Count the lines in the listing below that contain the string "chevron", and give only the number.
■ ■ ■ ■ ■ ■ ■
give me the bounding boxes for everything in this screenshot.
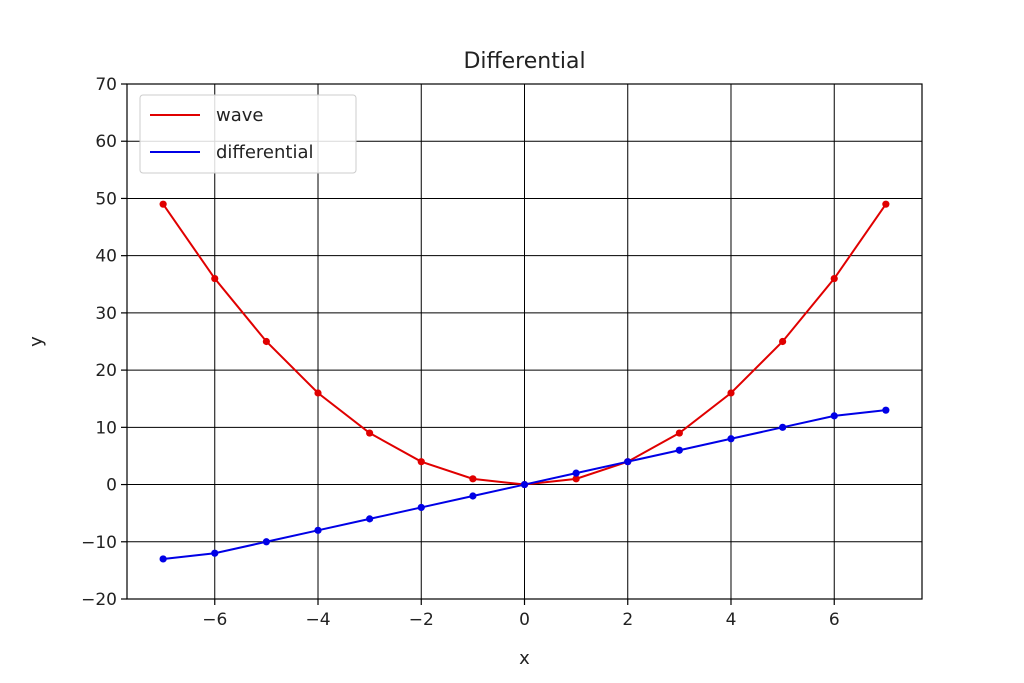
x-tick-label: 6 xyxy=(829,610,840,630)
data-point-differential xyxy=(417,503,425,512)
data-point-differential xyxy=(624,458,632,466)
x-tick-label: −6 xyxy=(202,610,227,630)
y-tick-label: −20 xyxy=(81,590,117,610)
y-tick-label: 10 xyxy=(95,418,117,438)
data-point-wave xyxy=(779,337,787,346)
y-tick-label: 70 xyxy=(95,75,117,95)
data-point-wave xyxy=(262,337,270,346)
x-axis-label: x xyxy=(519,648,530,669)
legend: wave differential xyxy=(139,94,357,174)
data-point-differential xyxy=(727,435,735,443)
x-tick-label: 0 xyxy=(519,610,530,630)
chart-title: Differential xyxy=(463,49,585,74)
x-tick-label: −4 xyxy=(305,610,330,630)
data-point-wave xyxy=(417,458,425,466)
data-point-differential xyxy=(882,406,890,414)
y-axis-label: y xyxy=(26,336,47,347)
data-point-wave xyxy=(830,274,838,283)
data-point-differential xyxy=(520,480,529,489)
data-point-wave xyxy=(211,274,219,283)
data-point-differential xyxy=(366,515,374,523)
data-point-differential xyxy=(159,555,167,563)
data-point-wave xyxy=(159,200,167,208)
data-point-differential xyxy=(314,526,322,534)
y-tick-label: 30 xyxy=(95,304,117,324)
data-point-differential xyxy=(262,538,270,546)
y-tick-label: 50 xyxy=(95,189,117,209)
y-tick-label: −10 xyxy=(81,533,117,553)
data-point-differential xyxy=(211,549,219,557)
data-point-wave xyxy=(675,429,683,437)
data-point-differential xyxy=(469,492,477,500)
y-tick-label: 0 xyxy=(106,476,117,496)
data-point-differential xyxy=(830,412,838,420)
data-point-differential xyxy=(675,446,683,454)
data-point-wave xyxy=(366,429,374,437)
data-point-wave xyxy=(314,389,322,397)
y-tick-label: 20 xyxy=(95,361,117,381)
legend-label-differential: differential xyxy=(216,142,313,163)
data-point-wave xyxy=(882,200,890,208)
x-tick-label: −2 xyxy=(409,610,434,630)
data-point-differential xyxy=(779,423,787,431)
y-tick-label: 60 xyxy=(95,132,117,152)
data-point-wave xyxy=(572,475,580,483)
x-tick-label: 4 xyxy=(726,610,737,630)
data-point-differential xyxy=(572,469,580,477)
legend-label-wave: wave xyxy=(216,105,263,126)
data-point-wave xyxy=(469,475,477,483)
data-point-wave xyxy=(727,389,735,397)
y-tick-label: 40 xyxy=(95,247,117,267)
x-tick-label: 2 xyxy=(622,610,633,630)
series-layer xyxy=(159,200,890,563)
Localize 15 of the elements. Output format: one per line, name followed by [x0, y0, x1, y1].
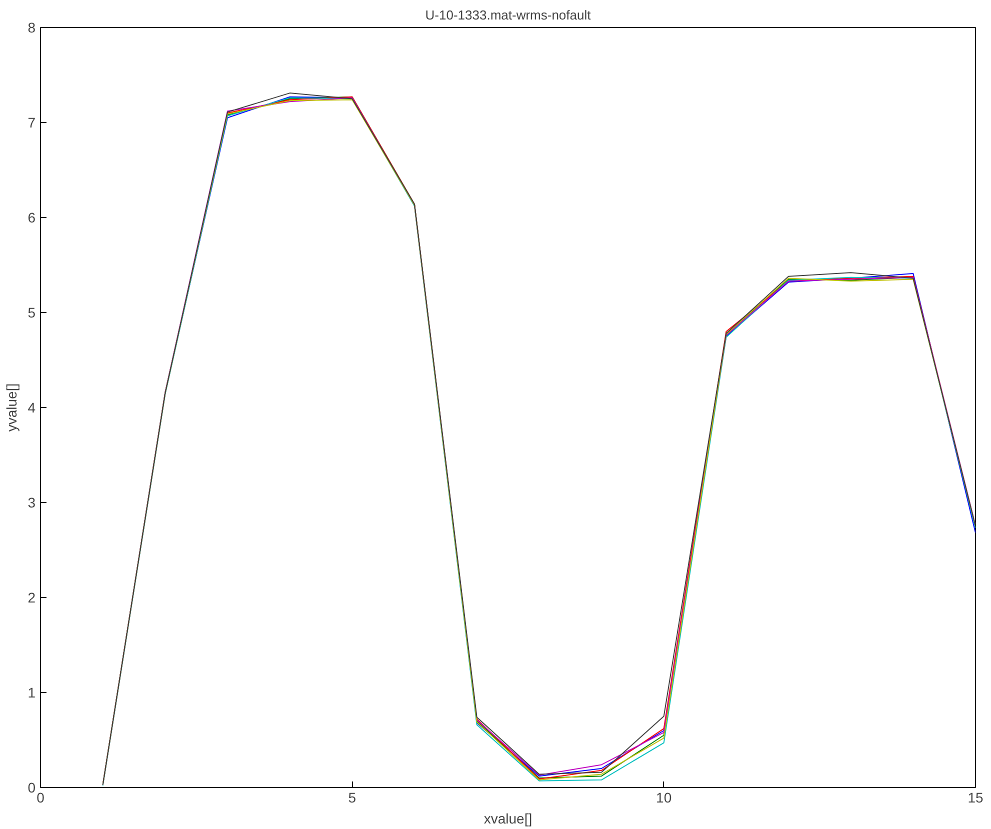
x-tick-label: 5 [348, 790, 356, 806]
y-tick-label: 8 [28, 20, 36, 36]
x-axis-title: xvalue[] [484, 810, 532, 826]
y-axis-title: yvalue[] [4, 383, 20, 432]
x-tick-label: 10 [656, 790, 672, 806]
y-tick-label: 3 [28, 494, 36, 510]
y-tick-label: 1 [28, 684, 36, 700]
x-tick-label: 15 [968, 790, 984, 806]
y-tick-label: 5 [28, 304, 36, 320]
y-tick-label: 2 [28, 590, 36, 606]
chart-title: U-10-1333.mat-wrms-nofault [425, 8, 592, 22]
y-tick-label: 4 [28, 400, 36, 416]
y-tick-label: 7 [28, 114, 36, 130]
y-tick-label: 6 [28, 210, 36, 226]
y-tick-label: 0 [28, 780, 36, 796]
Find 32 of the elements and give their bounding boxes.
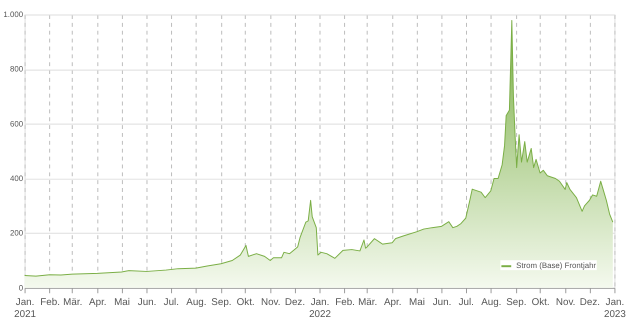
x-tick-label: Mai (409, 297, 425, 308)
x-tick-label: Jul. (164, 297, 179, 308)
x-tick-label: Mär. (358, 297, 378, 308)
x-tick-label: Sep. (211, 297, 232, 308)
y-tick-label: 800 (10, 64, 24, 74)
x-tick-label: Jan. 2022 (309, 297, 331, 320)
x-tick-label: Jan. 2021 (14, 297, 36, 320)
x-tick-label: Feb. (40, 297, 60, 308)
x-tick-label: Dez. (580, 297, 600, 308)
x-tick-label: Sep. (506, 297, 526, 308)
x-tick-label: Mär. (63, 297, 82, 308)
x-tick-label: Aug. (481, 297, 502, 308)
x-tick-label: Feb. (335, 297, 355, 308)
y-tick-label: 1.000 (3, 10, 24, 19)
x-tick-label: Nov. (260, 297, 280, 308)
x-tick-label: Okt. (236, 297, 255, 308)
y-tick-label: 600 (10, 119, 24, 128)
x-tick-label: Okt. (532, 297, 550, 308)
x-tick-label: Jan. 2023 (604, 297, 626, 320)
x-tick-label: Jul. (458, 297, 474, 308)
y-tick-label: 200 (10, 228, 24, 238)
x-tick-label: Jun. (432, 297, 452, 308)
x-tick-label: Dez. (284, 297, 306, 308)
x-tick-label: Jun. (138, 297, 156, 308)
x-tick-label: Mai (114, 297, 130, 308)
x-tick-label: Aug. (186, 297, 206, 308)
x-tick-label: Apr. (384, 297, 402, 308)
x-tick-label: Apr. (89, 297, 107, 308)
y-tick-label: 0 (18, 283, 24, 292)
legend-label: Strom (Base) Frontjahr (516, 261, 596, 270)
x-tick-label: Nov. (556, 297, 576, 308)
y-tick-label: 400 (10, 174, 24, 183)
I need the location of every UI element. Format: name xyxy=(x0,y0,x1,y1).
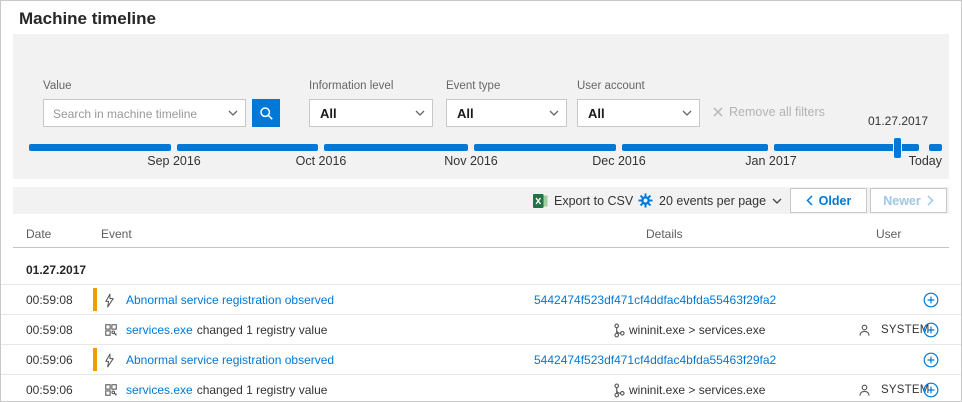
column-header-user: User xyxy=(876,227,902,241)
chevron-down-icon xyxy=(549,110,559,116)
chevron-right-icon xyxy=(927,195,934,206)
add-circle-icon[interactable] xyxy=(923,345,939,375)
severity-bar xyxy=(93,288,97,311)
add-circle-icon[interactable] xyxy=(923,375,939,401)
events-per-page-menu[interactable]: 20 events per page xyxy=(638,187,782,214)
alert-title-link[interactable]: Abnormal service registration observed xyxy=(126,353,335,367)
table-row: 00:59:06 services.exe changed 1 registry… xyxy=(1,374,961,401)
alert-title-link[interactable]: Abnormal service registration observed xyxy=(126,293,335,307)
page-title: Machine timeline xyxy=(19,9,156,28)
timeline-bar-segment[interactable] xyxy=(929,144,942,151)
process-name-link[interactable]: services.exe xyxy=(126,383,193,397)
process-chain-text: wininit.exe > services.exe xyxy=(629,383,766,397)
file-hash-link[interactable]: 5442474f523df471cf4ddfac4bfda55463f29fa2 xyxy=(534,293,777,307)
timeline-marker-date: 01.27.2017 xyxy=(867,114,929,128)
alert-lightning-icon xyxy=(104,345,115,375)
■ ■ ■ ■ ■ ■ ■
• Exercise answer
2